> **WHAT IS NEEDED**
Would you transcribe all of the data exactly, down to the last character?

[Extracted data entries]
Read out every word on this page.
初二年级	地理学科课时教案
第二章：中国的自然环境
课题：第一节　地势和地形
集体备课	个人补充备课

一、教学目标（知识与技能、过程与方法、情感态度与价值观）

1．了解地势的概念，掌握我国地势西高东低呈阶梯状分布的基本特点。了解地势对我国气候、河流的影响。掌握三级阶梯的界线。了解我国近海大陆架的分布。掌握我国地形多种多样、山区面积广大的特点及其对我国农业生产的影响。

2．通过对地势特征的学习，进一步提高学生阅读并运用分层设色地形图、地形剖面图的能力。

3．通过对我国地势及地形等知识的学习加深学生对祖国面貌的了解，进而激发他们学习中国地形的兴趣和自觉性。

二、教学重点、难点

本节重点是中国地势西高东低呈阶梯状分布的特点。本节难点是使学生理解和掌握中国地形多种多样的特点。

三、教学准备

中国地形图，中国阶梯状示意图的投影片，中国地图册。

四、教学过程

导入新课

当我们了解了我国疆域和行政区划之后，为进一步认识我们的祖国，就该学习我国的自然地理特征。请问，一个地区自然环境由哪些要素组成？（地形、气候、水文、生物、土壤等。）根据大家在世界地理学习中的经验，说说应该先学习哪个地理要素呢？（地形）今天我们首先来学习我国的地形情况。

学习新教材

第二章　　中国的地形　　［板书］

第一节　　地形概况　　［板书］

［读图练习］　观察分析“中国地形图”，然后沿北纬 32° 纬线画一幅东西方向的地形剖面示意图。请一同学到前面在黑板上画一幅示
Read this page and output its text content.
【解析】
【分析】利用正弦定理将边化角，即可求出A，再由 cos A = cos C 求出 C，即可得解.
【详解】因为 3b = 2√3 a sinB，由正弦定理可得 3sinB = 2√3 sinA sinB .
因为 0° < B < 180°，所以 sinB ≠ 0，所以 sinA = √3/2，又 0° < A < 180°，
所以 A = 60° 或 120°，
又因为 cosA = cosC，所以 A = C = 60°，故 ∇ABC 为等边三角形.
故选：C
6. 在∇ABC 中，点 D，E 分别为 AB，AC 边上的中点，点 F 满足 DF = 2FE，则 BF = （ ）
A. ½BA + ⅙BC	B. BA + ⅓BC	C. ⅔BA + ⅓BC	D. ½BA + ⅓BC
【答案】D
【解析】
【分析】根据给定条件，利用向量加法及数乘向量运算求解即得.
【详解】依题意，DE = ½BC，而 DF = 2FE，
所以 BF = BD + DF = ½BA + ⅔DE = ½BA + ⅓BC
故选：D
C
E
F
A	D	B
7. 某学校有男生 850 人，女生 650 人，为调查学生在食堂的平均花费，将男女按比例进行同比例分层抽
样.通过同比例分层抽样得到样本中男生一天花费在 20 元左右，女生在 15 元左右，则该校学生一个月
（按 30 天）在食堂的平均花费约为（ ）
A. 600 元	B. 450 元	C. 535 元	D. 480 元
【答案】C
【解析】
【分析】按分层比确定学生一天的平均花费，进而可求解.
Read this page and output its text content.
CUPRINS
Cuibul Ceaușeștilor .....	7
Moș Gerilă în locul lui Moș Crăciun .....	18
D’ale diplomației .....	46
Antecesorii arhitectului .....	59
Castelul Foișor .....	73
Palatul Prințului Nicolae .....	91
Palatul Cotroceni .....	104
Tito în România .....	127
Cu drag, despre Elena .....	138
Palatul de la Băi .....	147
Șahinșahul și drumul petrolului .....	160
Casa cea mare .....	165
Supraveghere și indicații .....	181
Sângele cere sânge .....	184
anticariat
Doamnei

> **RESPONSE**
Read out every word on this page.
初二年级	地理学科课时教案
第二章：中国的自然环境
课题：第一节　地势和地形
集体备课	个人补充备课

一、教学目标（知识与技能、过程与方法、情感态度与价值观）

1．了解地势的概念，掌握我国地势西高东低呈阶梯状分布的基本特点。了解地势对我国气候、河流的影响。掌握三级阶梯的界线。了解我国近海大陆架的分布。掌握我国地形多种多样、山区面积广大的特点及其对我国农业生产的影响。

2．通过对地势特征的学习，进一步提高学生阅读并运用分层设色地形图、地形剖面图的能力。

3．通过对我国地势及地形等知识的学习加深学生对祖国面貌的了解，进而激发他们学习中国地形的兴趣和自觉性。

二、教学重点、难点

本节重点是中国地势西高东低呈阶梯状分布的特点。本节难点是使学生理解和掌握中国地形多种多样的特点。

三、教学准备

中国地形图，中国阶梯状示意图的投影片，中国地图册。

四、教学过程

导入新课

当我们了解了我国疆域和行政区划之后，为进一步认识我们的祖国，就该学习我国的自然地理特征。请问，一个地区自然环境由哪些要素组成？（地形、气候、水文、生物、土壤等。）根据大家在世界地理学习中的经验，说说应该先学习哪个地理要素呢？（地形）今天我们首先来学习我国的地形情况。

学习新教材

第二章　　中国的地形　　［板书］

第一节　　地形概况　　［板书］

［读图练习］　观察分析“中国地形图”，然后沿北纬 32° 纬线画一幅东西方向的地形剖面示意图。请一同学到前面在黑板上画一幅示
Read this page and output its text content.
【解析】
【分析】利用正弦定理将边化角，即可求出A，再由 cos A = cos C 求出 C，即可得解.
【详解】因为 3b = 2√3 a sinB，由正弦定理可得 3sinB = 2√3 sinA sinB .
因为 0° < B < 180°，所以 sinB ≠ 0，所以 sinA = √3/2，又 0° < A < 180°，
所以 A = 60° 或 120°，
又因为 cosA = cosC，所以 A = C = 60°，故 ∇ABC 为等边三角形.
故选：C
6. 在∇ABC 中，点 D，E 分别为 AB，AC 边上的中点，点 F 满足 DF = 2FE，则 BF = （ ）
A. ½BA + ⅙BC	B. BA + ⅓BC	C. ⅔BA + ⅓BC	D. ½BA + ⅓BC
【答案】D
【解析】
【分析】根据给定条件，利用向量加法及数乘向量运算求解即得.
【详解】依题意，DE = ½BC，而 DF = 2FE，
所以 BF = BD + DF = ½BA + ⅔DE = ½BA + ⅓BC
故选：D
C
E
F
A	D	B
7. 某学校有男生 850 人，女生 650 人，为调查学生在食堂的平均花费，将男女按比例进行同比例分层抽
样.通过同比例分层抽样得到样本中男生一天花费在 20 元左右，女生在 15 元左右，则该校学生一个月
（按 30 天）在食堂的平均花费约为（ ）
A. 600 元	B. 450 元	C. 535 元	D. 480 元
【答案】C
【解析】
【分析】按分层比确定学生一天的平均花费，进而可求解.
Read this page and output its text content.
CUPRINS
Cuibul Ceaușeștilor .....	7
Moș Gerilă în locul lui Moș Crăciun .....	18
D’ale diplomației .....	46
Antecesorii arhitectului .....	59
Castelul Foișor .....	73
Palatul Prințului Nicolae .....	91
Palatul Cotroceni .....	104
Tito în România .....	127
Cu drag, despre Elena .....	138
Palatul de la Băi .....	147
Șahinșahul și drumul petrolului .....	160
Casa cea mare .....	165
Supraveghere și indicații .....	181
Sângele cere sânge .....	184
anticariat
Doamnei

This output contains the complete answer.